#### WHAT YOU SHOULD DO:
Could you print all the entries exactly?

#### LISTED RECORDS:
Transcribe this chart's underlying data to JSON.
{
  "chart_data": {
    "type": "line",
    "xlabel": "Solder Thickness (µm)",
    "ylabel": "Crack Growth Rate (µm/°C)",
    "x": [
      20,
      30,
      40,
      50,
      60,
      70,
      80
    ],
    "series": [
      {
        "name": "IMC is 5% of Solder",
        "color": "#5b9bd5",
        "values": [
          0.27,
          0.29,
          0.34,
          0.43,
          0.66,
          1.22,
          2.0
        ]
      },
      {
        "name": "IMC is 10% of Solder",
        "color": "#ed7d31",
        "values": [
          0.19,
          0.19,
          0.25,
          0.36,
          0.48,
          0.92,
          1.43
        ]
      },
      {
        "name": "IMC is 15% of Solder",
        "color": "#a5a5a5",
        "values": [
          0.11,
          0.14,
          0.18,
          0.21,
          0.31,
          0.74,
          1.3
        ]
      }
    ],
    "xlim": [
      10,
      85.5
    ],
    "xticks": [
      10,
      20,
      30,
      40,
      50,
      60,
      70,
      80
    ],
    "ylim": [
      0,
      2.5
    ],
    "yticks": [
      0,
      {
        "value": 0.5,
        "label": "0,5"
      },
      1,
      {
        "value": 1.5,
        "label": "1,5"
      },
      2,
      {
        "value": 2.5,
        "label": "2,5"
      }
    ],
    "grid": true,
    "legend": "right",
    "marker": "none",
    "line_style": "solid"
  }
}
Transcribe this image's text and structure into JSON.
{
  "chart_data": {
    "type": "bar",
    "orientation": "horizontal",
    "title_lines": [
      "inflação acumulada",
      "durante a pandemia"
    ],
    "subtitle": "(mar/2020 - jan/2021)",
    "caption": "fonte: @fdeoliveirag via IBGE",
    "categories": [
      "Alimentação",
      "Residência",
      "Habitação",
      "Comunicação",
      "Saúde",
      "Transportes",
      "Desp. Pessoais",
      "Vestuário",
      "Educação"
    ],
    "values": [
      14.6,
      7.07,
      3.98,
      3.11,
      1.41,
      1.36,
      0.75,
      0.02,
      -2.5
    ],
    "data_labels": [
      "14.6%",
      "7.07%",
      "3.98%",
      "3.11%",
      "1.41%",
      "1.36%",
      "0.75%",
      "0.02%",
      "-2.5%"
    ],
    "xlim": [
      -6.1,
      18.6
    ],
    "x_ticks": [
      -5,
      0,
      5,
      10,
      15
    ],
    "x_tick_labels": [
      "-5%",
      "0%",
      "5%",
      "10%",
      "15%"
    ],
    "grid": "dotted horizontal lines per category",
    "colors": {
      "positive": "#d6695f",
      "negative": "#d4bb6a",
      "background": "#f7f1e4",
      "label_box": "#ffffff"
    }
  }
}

#### SOLUTION TO THE EXERCISE:
Transcribe this chart's underlying data to JSON.
{
  "chart_data": {
    "type": "line",
    "xlabel": "Solder Thickness (µm)",
    "ylabel": "Crack Growth Rate (µm/°C)",
    "x": [
      20,
      30,
      40,
      50,
      60,
      70,
      80
    ],
    "series": [
      {
        "name": "IMC is 5% of Solder",
        "color": "#5b9bd5",
        "values": [
          0.27,
          0.29,
          0.34,
          0.43,
          0.66,
          1.22,
          2.0
        ]
      },
      {
        "name": "IMC is 10% of Solder",
        "color": "#ed7d31",
        "values": [
          0.19,
          0.19,
          0.25,
          0.36,
          0.48,
          0.92,
          1.43
        ]
      },
      {
        "name": "IMC is 15% of Solder",
        "color": "#a5a5a5",
        "values": [
          0.11,
          0.14,
          0.18,
          0.21,
          0.31,
          0.74,
          1.3
        ]
      }
    ],
    "xlim": [
      10,
      85.5
    ],
    "xticks": [
      10,
      20,
      30,
      40,
      50,
      60,
      70,
      80
    ],
    "ylim": [
      0,
      2.5
    ],
    "yticks": [
      0,
      {
        "value": 0.5,
        "label": "0,5"
      },
      1,
      {
        "value": 1.5,
        "label": "1,5"
      },
      2,
      {
        "value": 2.5,
        "label": "2,5"
      }
    ],
    "grid": true,
    "legend": "right",
    "marker": "none",
    "line_style": "solid"
  }
}
Transcribe this image's text and structure into JSON.
{
  "chart_data": {
    "type": "bar",
    "orientation": "horizontal",
    "title_lines": [
      "inflação acumulada",
      "durante a pandemia"
    ],
    "subtitle": "(mar/2020 - jan/2021)",
    "caption": "fonte: @fdeoliveirag via IBGE",
    "categories": [
      "Alimentação",
      "Residência",
      "Habitação",
      "Comunicação",
      "Saúde",
      "Transportes",
      "Desp. Pessoais",
      "Vestuário",
      "Educação"
    ],
    "values": [
      14.6,
      7.07,
      3.98,
      3.11,
      1.41,
      1.36,
      0.75,
      0.02,
      -2.5
    ],
    "data_labels": [
      "14.6%",
      "7.07%",
      "3.98%",
      "3.11%",
      "1.41%",
      "1.36%",
      "0.75%",
      "0.02%",
      "-2.5%"
    ],
    "xlim": [
      -6.1,
      18.6
    ],
    "x_ticks": [
      -5,
      0,
      5,
      10,
      15
    ],
    "x_tick_labels": [
      "-5%",
      "0%",
      "5%",
      "10%",
      "15%"
    ],
    "grid": "dotted horizontal lines per category",
    "colors": {
      "positive": "#d6695f",
      "negative": "#d4bb6a",
      "background": "#f7f1e4",
      "label_box": "#ffffff"
    }
  }
}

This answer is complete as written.